● Prompt
From the entries below, copy out every line with "Update" in it.

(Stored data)
* * * *
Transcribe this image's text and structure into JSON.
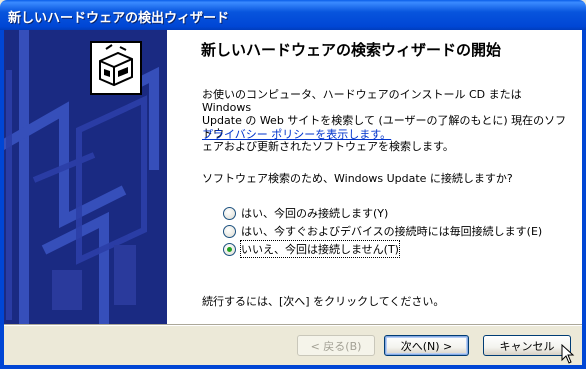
{
  "window": {
    "title": "新しいハードウェアの検出ウィザード"
  },
  "page": {
    "heading": "新しいハードウェアの検索ウィザードの開始",
    "description_lines": [
      "お使いのコンピュータ、ハードウェアのインストール CD または Windows",
      "Update の Web サイトを検索して (ユーザーの了解のもとに) 現在のソフトウ",
      "ェアおよび更新されたソフトウェアを検索します。"
    ],
    "privacy_link": "プライバシー ポリシーを表示します。",
    "question": "ソフトウェア検索のため、Windows Update に接続しますか?",
    "options": [
      {
        "label": "はい、今回のみ接続します(Y)",
        "selected": false
      },
      {
        "label": "はい、今すぐおよびデバイスの接続時には毎回接続します(E)",
        "selected": false
      },
      {
        "label": "いいえ、今回は接続しません(T)",
        "selected": true
      }
    ],
    "continue_note": "続行するには、[次へ] をクリックしてください。"
  },
  "buttons": {
    "back": "< 戻る(B)",
    "next": "次へ(N) >",
    "cancel": "キャンセル"
  },
  "colors": {
    "title_bar": "#0855dd",
    "side_panel": "#1a2a82",
    "link": "#0033cc",
    "radio_dot": "#21a121"
  }
}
* * * *
● Output of the exercise
      "Update の Web サイトを検索して (ユーザーの了解のもとに) 現在のソフトウ",
    "question": "ソフトウェア検索のため、Windows Update に接続しますか?",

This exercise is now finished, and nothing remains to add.